___ EXTRACTED INFORMATION

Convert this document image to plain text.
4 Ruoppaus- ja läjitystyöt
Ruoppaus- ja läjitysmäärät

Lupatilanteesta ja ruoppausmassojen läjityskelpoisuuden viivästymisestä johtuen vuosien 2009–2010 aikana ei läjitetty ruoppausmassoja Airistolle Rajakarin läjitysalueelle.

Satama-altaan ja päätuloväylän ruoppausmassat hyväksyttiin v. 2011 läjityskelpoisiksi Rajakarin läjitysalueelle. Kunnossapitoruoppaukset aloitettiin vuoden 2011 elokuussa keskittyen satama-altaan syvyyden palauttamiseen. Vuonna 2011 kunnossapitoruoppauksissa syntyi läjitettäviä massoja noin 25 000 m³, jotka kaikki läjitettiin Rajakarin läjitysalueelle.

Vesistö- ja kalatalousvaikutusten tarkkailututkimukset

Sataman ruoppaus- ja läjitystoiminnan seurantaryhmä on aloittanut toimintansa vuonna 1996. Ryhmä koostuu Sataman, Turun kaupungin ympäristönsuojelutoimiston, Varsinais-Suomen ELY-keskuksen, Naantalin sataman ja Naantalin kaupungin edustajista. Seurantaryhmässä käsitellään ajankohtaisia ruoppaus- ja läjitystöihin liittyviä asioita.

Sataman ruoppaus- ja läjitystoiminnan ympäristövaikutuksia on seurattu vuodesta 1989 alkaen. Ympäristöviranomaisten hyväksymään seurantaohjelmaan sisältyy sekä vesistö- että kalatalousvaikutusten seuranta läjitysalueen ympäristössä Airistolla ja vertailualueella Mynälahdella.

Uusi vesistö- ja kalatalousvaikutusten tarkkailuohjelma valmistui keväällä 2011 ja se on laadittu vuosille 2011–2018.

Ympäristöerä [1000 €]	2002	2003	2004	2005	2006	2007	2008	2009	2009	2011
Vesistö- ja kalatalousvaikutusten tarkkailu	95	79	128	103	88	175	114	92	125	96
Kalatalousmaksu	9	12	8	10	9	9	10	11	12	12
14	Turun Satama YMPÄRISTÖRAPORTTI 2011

______

Within the data above, pick out all lines holding the word "Rajakarin".

Lupatilanteesta ja ruoppausmassojen läjityskelpoisuuden viivästymisestä johtuen vuosien 2009–2010 aikana ei läjitetty ruoppausmassoja Airistolle Rajakarin läjitysalueelle.
Satama-altaan ja päätuloväylän ruoppausmassat hyväksyttiin v. 2011 läjityskelpoisiksi Rajakarin läjitysalueelle. Kunnossapitoruoppaukset aloitettiin vuoden 2011 elokuussa keskittyen satama-altaan syvyyden palauttamiseen. Vuonna 2011 kunnossapitoruoppauksissa syntyi läjitettäviä massoja noin 25 000 m³, jotka kaikki läjitettiin Rajakarin läjitysalueelle.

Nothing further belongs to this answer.